Task prompt:
Make an exact copy of all the material below, apart from the pictures.

Provided entries:
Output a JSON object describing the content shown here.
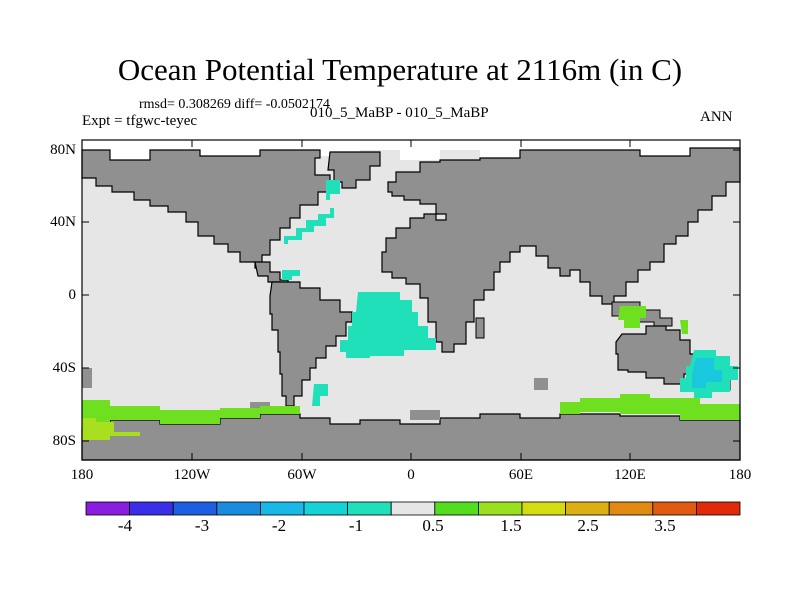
{
  "plot": {
    "title": "Ocean Potential Temperature at 2116m (in C)",
    "stats": "rmsd= 0.308269 diff= -0.0502174",
    "expt": "Expt = tfgwc-teyec",
    "cases": "010_5_MaBP - 010_5_MaBP",
    "season": "ANN"
  },
  "axes": {
    "lat_labels": [
      "80N",
      "40N",
      "0",
      "40S",
      "80S"
    ],
    "lon_labels": [
      "180",
      "120W",
      "60W",
      "0",
      "60E",
      "120E",
      "180"
    ]
  },
  "colorbar": {
    "colors": [
      "#8a1de0",
      "#3a2fe6",
      "#1d5fe0",
      "#1a8ce0",
      "#19b8e6",
      "#14d2d6",
      "#1fe0b8",
      "#e6e6e6",
      "#52dd1f",
      "#9be01f",
      "#d4dc12",
      "#dcb012",
      "#e08a12",
      "#e05a10",
      "#e02a0a"
    ],
    "labels": [
      "-4",
      "-3",
      "-2",
      "-1",
      "0.5",
      "1.5",
      "2.5",
      "3.5"
    ]
  },
  "map_colors": {
    "land": "#909090",
    "ocean_neutral": "#e6e6e6",
    "ice_white": "#ffffff",
    "anomaly_cyan": "#1fe0b8",
    "anomaly_cyan2": "#19c8dc",
    "anomaly_green": "#6ee01f",
    "anomaly_green2": "#a8e01f"
  }
}
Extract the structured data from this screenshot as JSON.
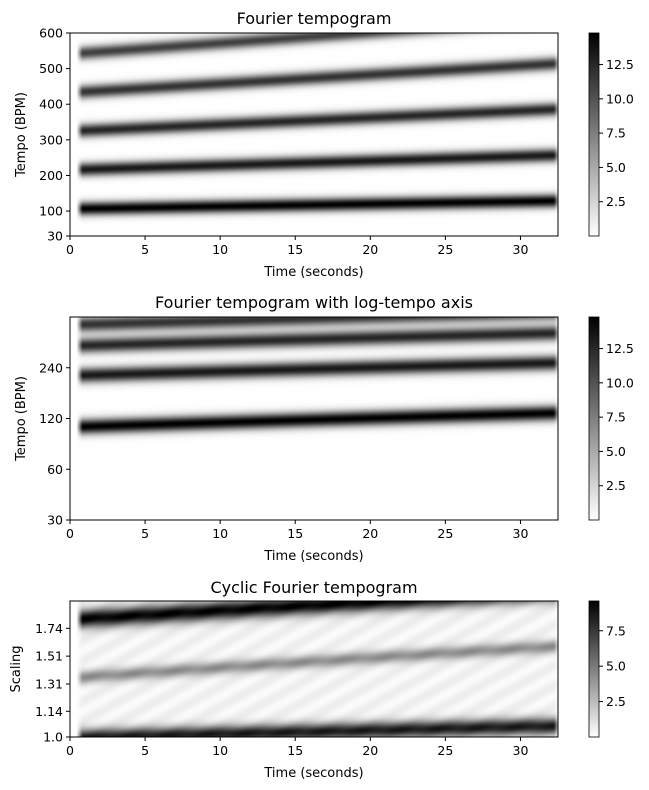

Full response:
Output a JSON object describing the content shown here.
{
  "plot": {
    "title": "Ocean Potential Temperature at 2116m (in C)",
    "stats": "rmsd= 0.308269 diff= -0.0502174",
    "expt": "Expt = tfgwc-teyec",
    "cases": "010_5_MaBP - 010_5_MaBP",
    "season": "ANN"
  },
  "axes": {
    "lat_labels": [
      "80N",
      "40N",
      "0",
      "40S",
      "80S"
    ],
    "lon_labels": [
      "180",
      "120W",
      "60W",
      "0",
      "60E",
      "120E",
      "180"
    ]
  },
  "colorbar": {
    "colors": [
      "#8a1de0",
      "#3a2fe6",
      "#1d5fe0",
      "#1a8ce0",
      "#19b8e6",
      "#14d2d6",
      "#1fe0b8",
      "#e6e6e6",
      "#52dd1f",
      "#9be01f",
      "#d4dc12",
      "#dcb012",
      "#e08a12",
      "#e05a10",
      "#e02a0a"
    ],
    "labels": [
      "-4",
      "-3",
      "-2",
      "-1",
      "0.5",
      "1.5",
      "2.5",
      "3.5"
    ]
  },
  "map_colors": {
    "land": "#909090",
    "ocean_neutral": "#e6e6e6",
    "ice_white": "#ffffff",
    "anomaly_cyan": "#1fe0b8",
    "anomaly_cyan2": "#19c8dc",
    "anomaly_green": "#6ee01f",
    "anomaly_green2": "#a8e01f"
  }
}
Extract the structured data from this screenshot as JSON.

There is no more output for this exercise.